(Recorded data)
::::

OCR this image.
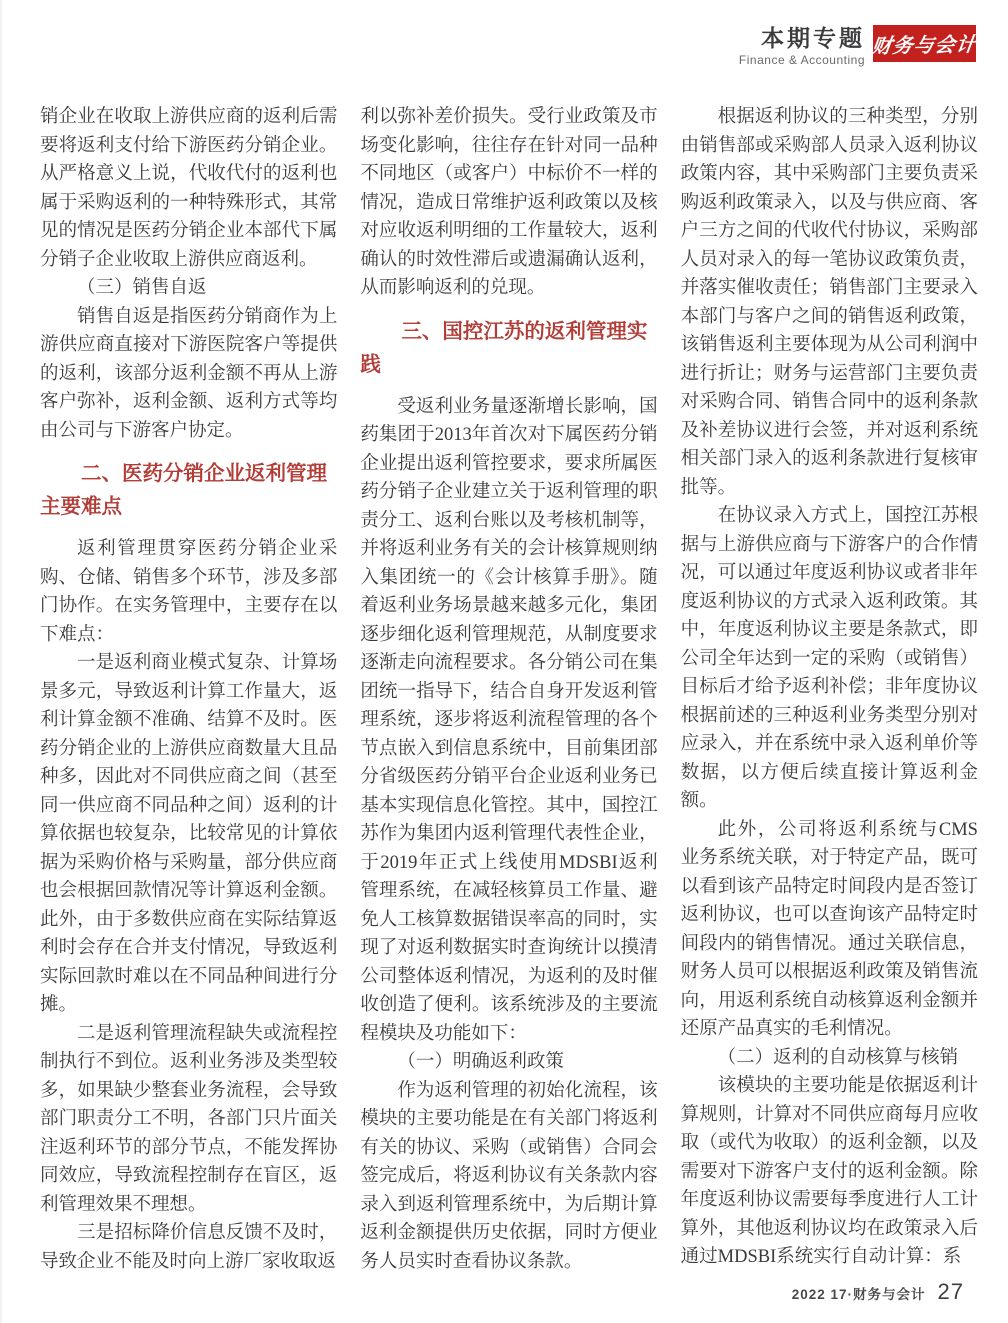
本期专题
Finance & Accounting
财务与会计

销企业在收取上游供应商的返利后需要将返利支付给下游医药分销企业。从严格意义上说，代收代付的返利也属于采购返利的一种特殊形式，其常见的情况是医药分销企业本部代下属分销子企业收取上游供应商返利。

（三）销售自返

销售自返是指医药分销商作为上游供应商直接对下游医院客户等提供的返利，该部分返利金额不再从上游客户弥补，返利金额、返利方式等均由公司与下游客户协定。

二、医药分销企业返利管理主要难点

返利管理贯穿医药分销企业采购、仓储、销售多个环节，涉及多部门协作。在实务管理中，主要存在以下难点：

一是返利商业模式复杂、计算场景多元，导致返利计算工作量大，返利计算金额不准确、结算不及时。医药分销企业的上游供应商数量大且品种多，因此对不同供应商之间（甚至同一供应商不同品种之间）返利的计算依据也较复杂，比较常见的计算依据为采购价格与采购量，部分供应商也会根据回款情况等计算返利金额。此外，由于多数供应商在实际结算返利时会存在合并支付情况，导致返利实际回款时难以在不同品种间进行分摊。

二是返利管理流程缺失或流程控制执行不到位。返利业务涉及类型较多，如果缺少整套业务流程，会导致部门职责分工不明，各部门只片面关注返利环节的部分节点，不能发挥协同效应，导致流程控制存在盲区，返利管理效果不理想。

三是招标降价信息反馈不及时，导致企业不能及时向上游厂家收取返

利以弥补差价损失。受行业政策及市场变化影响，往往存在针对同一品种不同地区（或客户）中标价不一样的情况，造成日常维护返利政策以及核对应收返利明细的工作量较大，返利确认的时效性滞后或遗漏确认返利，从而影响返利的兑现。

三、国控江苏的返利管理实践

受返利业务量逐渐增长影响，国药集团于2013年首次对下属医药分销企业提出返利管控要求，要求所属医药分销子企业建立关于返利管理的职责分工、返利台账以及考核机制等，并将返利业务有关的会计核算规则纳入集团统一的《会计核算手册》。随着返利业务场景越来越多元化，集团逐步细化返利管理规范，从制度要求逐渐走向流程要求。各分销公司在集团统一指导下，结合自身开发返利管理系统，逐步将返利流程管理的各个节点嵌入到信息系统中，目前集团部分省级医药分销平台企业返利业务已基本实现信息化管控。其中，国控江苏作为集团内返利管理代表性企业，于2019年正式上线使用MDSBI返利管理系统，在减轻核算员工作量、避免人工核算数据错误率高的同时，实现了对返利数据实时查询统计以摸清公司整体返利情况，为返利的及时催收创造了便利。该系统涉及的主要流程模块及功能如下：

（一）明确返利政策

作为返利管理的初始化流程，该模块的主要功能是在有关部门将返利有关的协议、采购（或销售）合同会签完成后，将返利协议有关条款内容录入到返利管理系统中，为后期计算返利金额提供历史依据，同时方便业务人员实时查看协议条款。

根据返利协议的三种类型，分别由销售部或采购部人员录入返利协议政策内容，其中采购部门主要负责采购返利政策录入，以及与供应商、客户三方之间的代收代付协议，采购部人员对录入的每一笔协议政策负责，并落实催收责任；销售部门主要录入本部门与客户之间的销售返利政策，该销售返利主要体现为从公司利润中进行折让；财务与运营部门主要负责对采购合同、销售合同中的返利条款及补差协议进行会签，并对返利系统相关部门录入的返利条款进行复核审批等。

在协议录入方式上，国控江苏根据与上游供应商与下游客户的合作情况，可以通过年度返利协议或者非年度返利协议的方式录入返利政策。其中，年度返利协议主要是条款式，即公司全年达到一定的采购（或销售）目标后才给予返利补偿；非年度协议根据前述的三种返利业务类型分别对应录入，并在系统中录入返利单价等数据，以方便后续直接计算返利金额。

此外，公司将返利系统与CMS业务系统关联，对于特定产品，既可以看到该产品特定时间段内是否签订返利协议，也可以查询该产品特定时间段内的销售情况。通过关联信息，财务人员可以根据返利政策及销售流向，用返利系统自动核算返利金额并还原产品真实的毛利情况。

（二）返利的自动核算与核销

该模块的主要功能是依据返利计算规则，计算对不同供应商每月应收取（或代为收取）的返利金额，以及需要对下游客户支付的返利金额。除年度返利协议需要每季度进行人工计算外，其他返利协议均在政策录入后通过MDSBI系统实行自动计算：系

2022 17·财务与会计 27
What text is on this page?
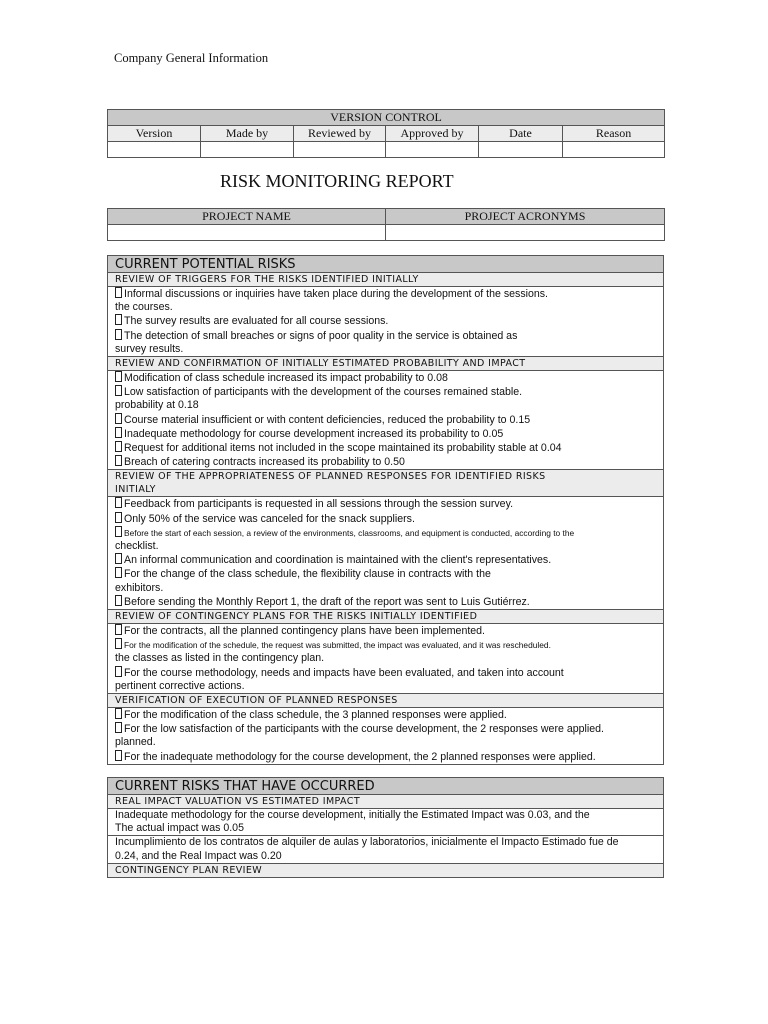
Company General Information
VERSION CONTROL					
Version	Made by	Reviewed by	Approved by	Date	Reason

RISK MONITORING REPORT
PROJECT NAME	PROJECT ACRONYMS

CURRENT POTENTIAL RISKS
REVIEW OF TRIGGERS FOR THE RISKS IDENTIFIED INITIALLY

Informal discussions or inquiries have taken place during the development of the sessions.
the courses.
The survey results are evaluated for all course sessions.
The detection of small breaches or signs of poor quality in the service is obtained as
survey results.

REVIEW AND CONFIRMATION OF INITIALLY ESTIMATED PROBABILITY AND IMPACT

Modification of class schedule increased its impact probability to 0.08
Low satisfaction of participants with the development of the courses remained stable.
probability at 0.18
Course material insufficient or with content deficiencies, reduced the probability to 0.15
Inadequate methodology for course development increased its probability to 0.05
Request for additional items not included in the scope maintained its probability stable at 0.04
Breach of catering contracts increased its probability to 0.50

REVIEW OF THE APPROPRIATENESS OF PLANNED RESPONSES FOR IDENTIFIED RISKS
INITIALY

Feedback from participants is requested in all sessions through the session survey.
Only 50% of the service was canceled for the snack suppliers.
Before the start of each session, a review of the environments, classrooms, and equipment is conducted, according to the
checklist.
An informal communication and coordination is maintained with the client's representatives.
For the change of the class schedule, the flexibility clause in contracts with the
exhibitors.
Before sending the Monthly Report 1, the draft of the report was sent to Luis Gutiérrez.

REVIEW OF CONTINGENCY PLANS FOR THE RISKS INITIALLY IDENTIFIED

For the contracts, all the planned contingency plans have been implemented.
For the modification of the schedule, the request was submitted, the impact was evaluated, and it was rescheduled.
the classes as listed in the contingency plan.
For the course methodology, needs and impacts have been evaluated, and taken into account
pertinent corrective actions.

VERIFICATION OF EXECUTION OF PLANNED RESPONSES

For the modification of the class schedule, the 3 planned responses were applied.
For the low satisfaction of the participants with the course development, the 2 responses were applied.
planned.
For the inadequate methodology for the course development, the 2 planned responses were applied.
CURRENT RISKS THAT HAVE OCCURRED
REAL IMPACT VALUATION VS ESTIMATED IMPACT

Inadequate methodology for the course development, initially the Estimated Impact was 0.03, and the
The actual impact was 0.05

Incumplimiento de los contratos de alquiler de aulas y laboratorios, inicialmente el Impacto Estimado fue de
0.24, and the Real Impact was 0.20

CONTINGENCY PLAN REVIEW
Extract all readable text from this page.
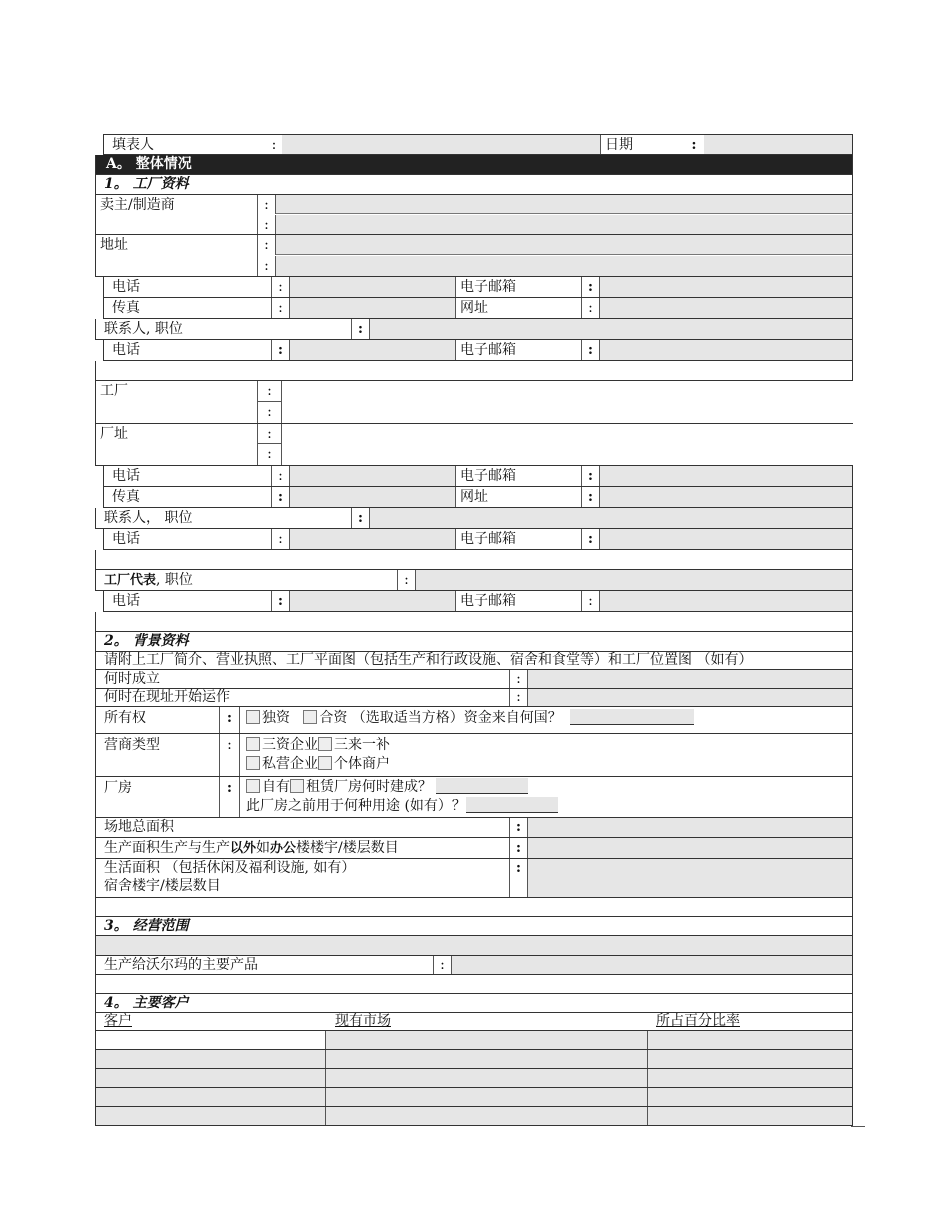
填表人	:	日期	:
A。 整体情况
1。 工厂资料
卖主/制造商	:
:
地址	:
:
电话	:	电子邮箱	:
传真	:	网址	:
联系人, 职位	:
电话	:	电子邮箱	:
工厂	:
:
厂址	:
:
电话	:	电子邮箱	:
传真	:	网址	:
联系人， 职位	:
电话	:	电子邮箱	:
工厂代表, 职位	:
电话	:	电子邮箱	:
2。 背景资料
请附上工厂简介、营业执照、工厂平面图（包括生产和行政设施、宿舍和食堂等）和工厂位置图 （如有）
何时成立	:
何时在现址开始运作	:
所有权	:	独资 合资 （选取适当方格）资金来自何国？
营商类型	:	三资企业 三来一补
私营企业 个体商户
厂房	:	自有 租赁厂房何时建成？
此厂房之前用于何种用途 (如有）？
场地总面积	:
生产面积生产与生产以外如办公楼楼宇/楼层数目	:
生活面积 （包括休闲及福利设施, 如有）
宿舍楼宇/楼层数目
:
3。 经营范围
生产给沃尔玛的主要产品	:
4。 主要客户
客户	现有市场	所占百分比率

::::

Your task is an exact transcription of all the data, minus the pictures.

**OUTPUT BELOW**
OCR this image.
本期专题
Finance & Accounting
财务与会计

销企业在收取上游供应商的返利后需要将返利支付给下游医药分销企业。从严格意义上说，代收代付的返利也属于采购返利的一种特殊形式，其常见的情况是医药分销企业本部代下属分销子企业收取上游供应商返利。

（三）销售自返

销售自返是指医药分销商作为上游供应商直接对下游医院客户等提供的返利，该部分返利金额不再从上游客户弥补，返利金额、返利方式等均由公司与下游客户协定。

二、医药分销企业返利管理主要难点

返利管理贯穿医药分销企业采购、仓储、销售多个环节，涉及多部门协作。在实务管理中，主要存在以下难点：

一是返利商业模式复杂、计算场景多元，导致返利计算工作量大，返利计算金额不准确、结算不及时。医药分销企业的上游供应商数量大且品种多，因此对不同供应商之间（甚至同一供应商不同品种之间）返利的计算依据也较复杂，比较常见的计算依据为采购价格与采购量，部分供应商也会根据回款情况等计算返利金额。此外，由于多数供应商在实际结算返利时会存在合并支付情况，导致返利实际回款时难以在不同品种间进行分摊。

二是返利管理流程缺失或流程控制执行不到位。返利业务涉及类型较多，如果缺少整套业务流程，会导致部门职责分工不明，各部门只片面关注返利环节的部分节点，不能发挥协同效应，导致流程控制存在盲区，返利管理效果不理想。

三是招标降价信息反馈不及时，导致企业不能及时向上游厂家收取返

利以弥补差价损失。受行业政策及市场变化影响，往往存在针对同一品种不同地区（或客户）中标价不一样的情况，造成日常维护返利政策以及核对应收返利明细的工作量较大，返利确认的时效性滞后或遗漏确认返利，从而影响返利的兑现。

三、国控江苏的返利管理实践

受返利业务量逐渐增长影响，国药集团于2013年首次对下属医药分销企业提出返利管控要求，要求所属医药分销子企业建立关于返利管理的职责分工、返利台账以及考核机制等，并将返利业务有关的会计核算规则纳入集团统一的《会计核算手册》。随着返利业务场景越来越多元化，集团逐步细化返利管理规范，从制度要求逐渐走向流程要求。各分销公司在集团统一指导下，结合自身开发返利管理系统，逐步将返利流程管理的各个节点嵌入到信息系统中，目前集团部分省级医药分销平台企业返利业务已基本实现信息化管控。其中，国控江苏作为集团内返利管理代表性企业，于2019年正式上线使用MDSBI返利管理系统，在减轻核算员工作量、避免人工核算数据错误率高的同时，实现了对返利数据实时查询统计以摸清公司整体返利情况，为返利的及时催收创造了便利。该系统涉及的主要流程模块及功能如下：

（一）明确返利政策

作为返利管理的初始化流程，该模块的主要功能是在有关部门将返利有关的协议、采购（或销售）合同会签完成后，将返利协议有关条款内容录入到返利管理系统中，为后期计算返利金额提供历史依据，同时方便业务人员实时查看协议条款。

根据返利协议的三种类型，分别由销售部或采购部人员录入返利协议政策内容，其中采购部门主要负责采购返利政策录入，以及与供应商、客户三方之间的代收代付协议，采购部人员对录入的每一笔协议政策负责，并落实催收责任；销售部门主要录入本部门与客户之间的销售返利政策，该销售返利主要体现为从公司利润中进行折让；财务与运营部门主要负责对采购合同、销售合同中的返利条款及补差协议进行会签，并对返利系统相关部门录入的返利条款进行复核审批等。

在协议录入方式上，国控江苏根据与上游供应商与下游客户的合作情况，可以通过年度返利协议或者非年度返利协议的方式录入返利政策。其中，年度返利协议主要是条款式，即公司全年达到一定的采购（或销售）目标后才给予返利补偿；非年度协议根据前述的三种返利业务类型分别对应录入，并在系统中录入返利单价等数据，以方便后续直接计算返利金额。

此外，公司将返利系统与CMS业务系统关联，对于特定产品，既可以看到该产品特定时间段内是否签订返利协议，也可以查询该产品特定时间段内的销售情况。通过关联信息，财务人员可以根据返利政策及销售流向，用返利系统自动核算返利金额并还原产品真实的毛利情况。

（二）返利的自动核算与核销

该模块的主要功能是依据返利计算规则，计算对不同供应商每月应收取（或代为收取）的返利金额，以及需要对下游客户支付的返利金额。除年度返利协议需要每季度进行人工计算外，其他返利协议均在政策录入后通过MDSBI系统实行自动计算：系

2022 17·财务与会计 27
What text is on this page?
Company General Information
VERSION CONTROL					
Version	Made by	Reviewed by	Approved by	Date	Reason

RISK MONITORING REPORT
PROJECT NAME	PROJECT ACRONYMS

CURRENT POTENTIAL RISKS
REVIEW OF TRIGGERS FOR THE RISKS IDENTIFIED INITIALLY

Informal discussions or inquiries have taken place during the development of the sessions.
the courses.
The survey results are evaluated for all course sessions.
The detection of small breaches or signs of poor quality in the service is obtained as
survey results.

REVIEW AND CONFIRMATION OF INITIALLY ESTIMATED PROBABILITY AND IMPACT

Modification of class schedule increased its impact probability to 0.08
Low satisfaction of participants with the development of the courses remained stable.
probability at 0.18
Course material insufficient or with content deficiencies, reduced the probability to 0.15
Inadequate methodology for course development increased its probability to 0.05
Request for additional items not included in the scope maintained its probability stable at 0.04
Breach of catering contracts increased its probability to 0.50

REVIEW OF THE APPROPRIATENESS OF PLANNED RESPONSES FOR IDENTIFIED RISKS
INITIALY

Feedback from participants is requested in all sessions through the session survey.
Only 50% of the service was canceled for the snack suppliers.
Before the start of each session, a review of the environments, classrooms, and equipment is conducted, according to the
checklist.
An informal communication and coordination is maintained with the client's representatives.
For the change of the class schedule, the flexibility clause in contracts with the
exhibitors.
Before sending the Monthly Report 1, the draft of the report was sent to Luis Gutiérrez.

REVIEW OF CONTINGENCY PLANS FOR THE RISKS INITIALLY IDENTIFIED

For the contracts, all the planned contingency plans have been implemented.
For the modification of the schedule, the request was submitted, the impact was evaluated, and it was rescheduled.
the classes as listed in the contingency plan.
For the course methodology, needs and impacts have been evaluated, and taken into account
pertinent corrective actions.

VERIFICATION OF EXECUTION OF PLANNED RESPONSES

For the modification of the class schedule, the 3 planned responses were applied.
For the low satisfaction of the participants with the course development, the 2 responses were applied.
planned.
For the inadequate methodology for the course development, the 2 planned responses were applied.
CURRENT RISKS THAT HAVE OCCURRED
REAL IMPACT VALUATION VS ESTIMATED IMPACT

Inadequate methodology for the course development, initially the Estimated Impact was 0.03, and the
The actual impact was 0.05

Incumplimiento de los contratos de alquiler de aulas y laboratorios, inicialmente el Impacto Estimado fue de
0.24, and the Real Impact was 0.20

CONTINGENCY PLAN REVIEW
Extract all readable text from this page.
填表人	:	日期	:
A。 整体情况
1。 工厂资料
卖主/制造商	:
:
地址	:
:
电话	:	电子邮箱	:
传真	:	网址	:
联系人, 职位	:
电话	:	电子邮箱	:
工厂	:
:
厂址	:
:
电话	:	电子邮箱	:
传真	:	网址	:
联系人， 职位	:
电话	:	电子邮箱	:
工厂代表, 职位	:
电话	:	电子邮箱	:
2。 背景资料
请附上工厂简介、营业执照、工厂平面图（包括生产和行政设施、宿舍和食堂等）和工厂位置图 （如有）
何时成立	:
何时在现址开始运作	:
所有权	:	独资 合资 （选取适当方格）资金来自何国？
营商类型	:	三资企业 三来一补
私营企业 个体商户
厂房	:	自有 租赁厂房何时建成？
此厂房之前用于何种用途 (如有）？
场地总面积	:
生产面积生产与生产以外如办公楼楼宇/楼层数目	:
生活面积 （包括休闲及福利设施, 如有）
宿舍楼宇/楼层数目
:
3。 经营范围
生产给沃尔玛的主要产品	:
4。 主要客户
客户	现有市场	所占百分比率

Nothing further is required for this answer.